> _Aim_
Output the entries below exactly as written, omitting pictures.

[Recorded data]
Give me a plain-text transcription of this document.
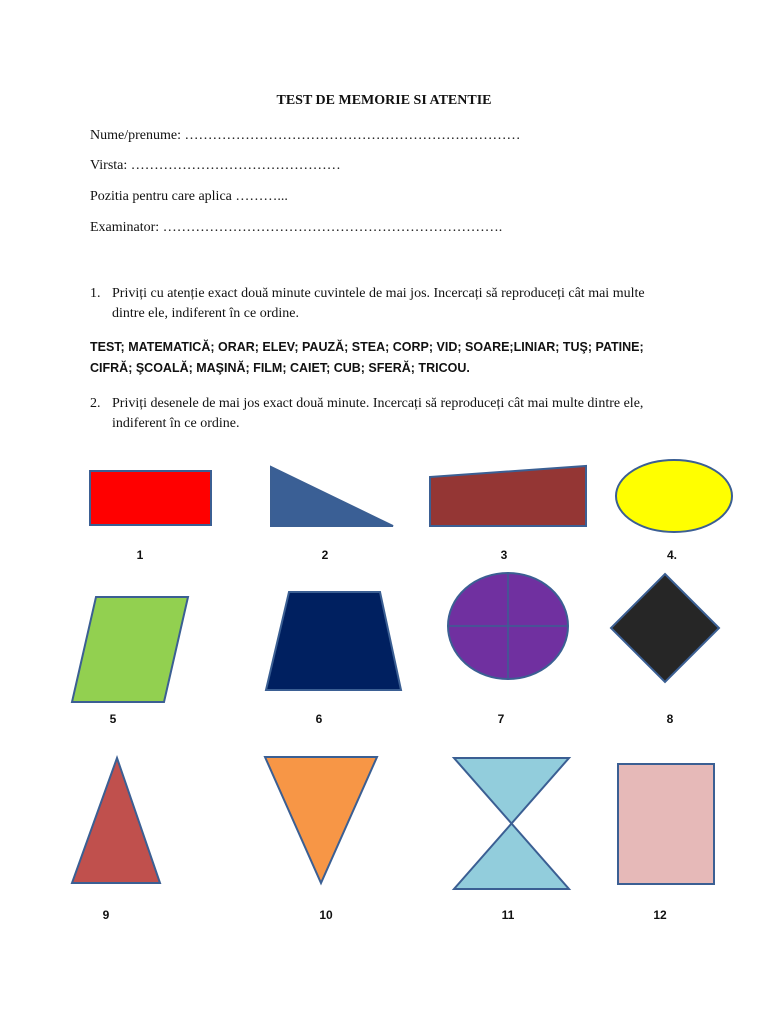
TEST DE MEMORIE SI ATENTIE
Nume/prenume: ………………………………………………………………
Virsta: ………………………………………
Pozitia pentru care aplica ………...
Examinator: ……………………………………………………………….
1. Priviți cu atenție exact două minute cuvintele de mai jos. Incercați să reproduceți cât mai multe dintre ele, indiferent în ce ordine.
TEST; MATEMATICĂ; ORAR; ELEV; PAUZĂ; STEA; CORP; VID; SOARE;LINIAR; TUŞ; PATINE; CIFRĂ; ŞCOALĂ; MAŞINĂ; FILM; CAIET; CUB; SFERĂ; TRICOU.
2. Priviți desenele de mai jos exact două minute. Incercați să reproduceți cât mai multe dintre ele, indiferent în ce ordine.
1	2	3	4.
5	6	7	8
9	10	11	12
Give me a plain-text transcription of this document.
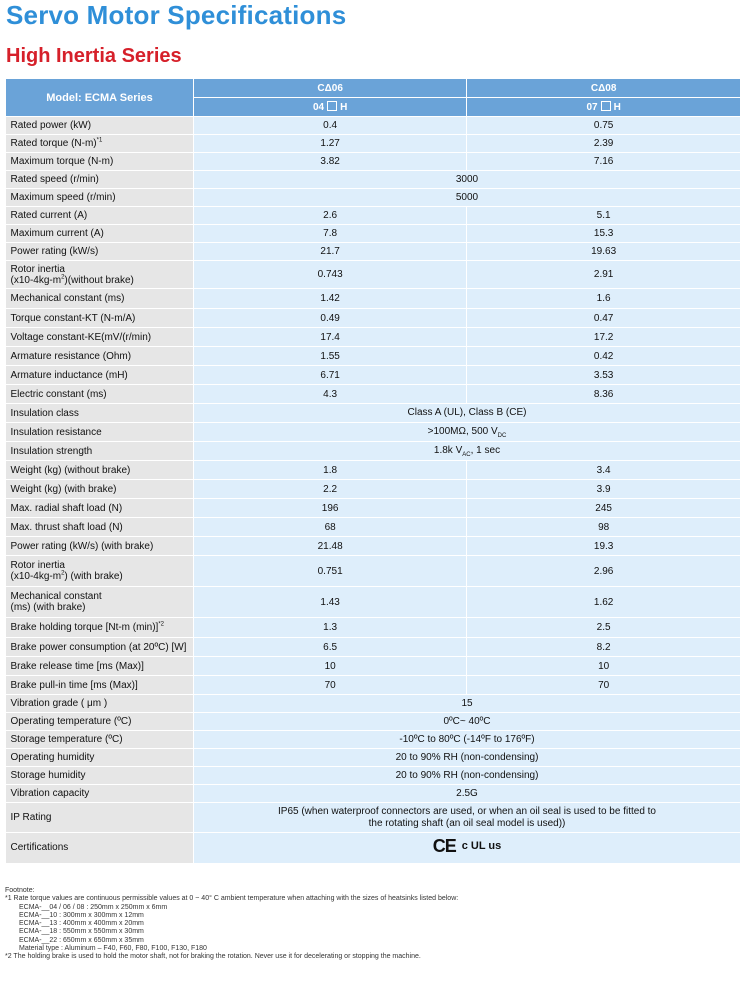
Servo Motor Specifications
High Inertia Series
Model: ECMA Series	CΔ06	CΔ08
	04 H	07 H
Rated power (kW)	0.4	0.75
Rated torque $(N-m)^{*1}$	1.27	2.39
Maximum torque (N-m)	3.82	7.16
Rated speed (r/min)	3000	
Maximum speed (r/min)	5000	
Rated current (A)	2.6	5.1
Maximum current (A)	7.8	15.3
Power rating (kW/s)	21.7	19.63
Rotor inertia
$(x10-4kg-m^2)(without$ brake)	0.743	2.91
Mechanical constant (ms)	1.42	1.6
Torque constant-KT (N-m/A)	0.49	0.47
Voltage constant-KE(mV/(r/min)	17.4	17.2
Armature resistance (Ohm)	1.55	0.42
Armature inductance (mH)	6.71	3.53
Electric constant (ms)	4.3	8.36
Insulation class	Class A (UL), Class B (CE)	
Insulation resistance	>100MΩ, 500 $V_{DC}$
Insulation strength	1.8k $V_{AC}$, 1 sec	
Weight (kg) (without brake)	1.8	3.4
Weight (kg) (with brake)	2.2	3.9
Max. radial shaft load (N)	196	245
Max. thrust shaft load (N)	68	98
Power rating (kW/s) (with brake)	21.48	19.3
Rotor inertia
$(x10-4kg-m^2)$ (with brake)	0.751	2.96
Mechanical constant
(ms) (with brake)	1.43	1.62
Brake holding torque [Nt-m (min)]$^{*2}$	1.3	2.5
Brake power consumption (at 20ºC) [W]	6.5	8.2
Brake release time [ms (Max)]	10	10
Brake pull-in time [ms (Max)]	70	70
Vibration grade ( μm )	15	
Operating temperature (ºC)	0ºC~ 40ºC	
Storage temperature (ºC)	-10ºC to 80ºC (-14ºF to 176ºF)	
Operating humidity	20 to 90% RH (non-condensing)	
Storage humidity	20 to 90% RH (non-condensing)	
Vibration capacity	2.5G	
IP Rating	IP65 (when waterproof connectors are used, or when an oil seal is used to be fitted to
the rotating shaft (an oil seal model is used))	
Certifications	CE c UL us	
Footnote:
*1 Rate torque values are continuous permissible values at 0 ~ 40° C ambient temperature when attaching with the sizes of heatsinks listed below:
ECMA-__04 / 06 / 08 : 250mm x 250mm x 6mm
ECMA-__10 : 300mm x 300mm x 12mm
ECMA-__13 : 400mm x 400mm x 20mm
ECMA-__18 : 550mm x 550mm x 30mm
ECMA-__22 : 650mm x 650mm x 35mm
Material type : Aluminum – F40, F60, F80, F100, F130, F180
*2 The holding brake is used to hold the motor shaft, not for braking the rotation. Never use it for decelerating or stopping the machine.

> _Correct answer_
Give me a plain-text transcription of this document.
TEST DE MEMORIE SI ATENTIE
Nume/prenume: ………………………………………………………………
Virsta: ………………………………………
Pozitia pentru care aplica ………...
Examinator: ……………………………………………………………….
1. Priviți cu atenție exact două minute cuvintele de mai jos. Incercați să reproduceți cât mai multe dintre ele, indiferent în ce ordine.
TEST; MATEMATICĂ; ORAR; ELEV; PAUZĂ; STEA; CORP; VID; SOARE;LINIAR; TUŞ; PATINE; CIFRĂ; ŞCOALĂ; MAŞINĂ; FILM; CAIET; CUB; SFERĂ; TRICOU.
2. Priviți desenele de mai jos exact două minute. Incercați să reproduceți cât mai multe dintre ele, indiferent în ce ordine.
1	2	3	4.
5	6	7	8
9	10	11	12
Give me a plain-text transcription of this document.
Servo Motor Specifications
High Inertia Series
Model: ECMA Series	CΔ06	CΔ08
	04 H	07 H
Rated power (kW)	0.4	0.75
Rated torque $(N-m)^{*1}$	1.27	2.39
Maximum torque (N-m)	3.82	7.16
Rated speed (r/min)	3000	
Maximum speed (r/min)	5000	
Rated current (A)	2.6	5.1
Maximum current (A)	7.8	15.3
Power rating (kW/s)	21.7	19.63
Rotor inertia
$(x10-4kg-m^2)(without$ brake)	0.743	2.91
Mechanical constant (ms)	1.42	1.6
Torque constant-KT (N-m/A)	0.49	0.47
Voltage constant-KE(mV/(r/min)	17.4	17.2
Armature resistance (Ohm)	1.55	0.42
Armature inductance (mH)	6.71	3.53
Electric constant (ms)	4.3	8.36
Insulation class	Class A (UL), Class B (CE)	
Insulation resistance	>100MΩ, 500 $V_{DC}$
Insulation strength	1.8k $V_{AC}$, 1 sec	
Weight (kg) (without brake)	1.8	3.4
Weight (kg) (with brake)	2.2	3.9
Max. radial shaft load (N)	196	245
Max. thrust shaft load (N)	68	98
Power rating (kW/s) (with brake)	21.48	19.3
Rotor inertia
$(x10-4kg-m^2)$ (with brake)	0.751	2.96
Mechanical constant
(ms) (with brake)	1.43	1.62
Brake holding torque [Nt-m (min)]$^{*2}$	1.3	2.5
Brake power consumption (at 20ºC) [W]	6.5	8.2
Brake release time [ms (Max)]	10	10
Brake pull-in time [ms (Max)]	70	70
Vibration grade ( μm )	15	
Operating temperature (ºC)	0ºC~ 40ºC	
Storage temperature (ºC)	-10ºC to 80ºC (-14ºF to 176ºF)	
Operating humidity	20 to 90% RH (non-condensing)	
Storage humidity	20 to 90% RH (non-condensing)	
Vibration capacity	2.5G	
IP Rating	IP65 (when waterproof connectors are used, or when an oil seal is used to be fitted to
the rotating shaft (an oil seal model is used))	
Certifications	CE c UL us	
Footnote:
*1 Rate torque values are continuous permissible values at 0 ~ 40° C ambient temperature when attaching with the sizes of heatsinks listed below:
ECMA-__04 / 06 / 08 : 250mm x 250mm x 6mm
ECMA-__10 : 300mm x 300mm x 12mm
ECMA-__13 : 400mm x 400mm x 20mm
ECMA-__18 : 550mm x 550mm x 30mm
ECMA-__22 : 650mm x 650mm x 35mm
Material type : Aluminum – F40, F60, F80, F100, F130, F180
*2 The holding brake is used to hold the motor shaft, not for braking the rotation. Never use it for decelerating or stopping the machine.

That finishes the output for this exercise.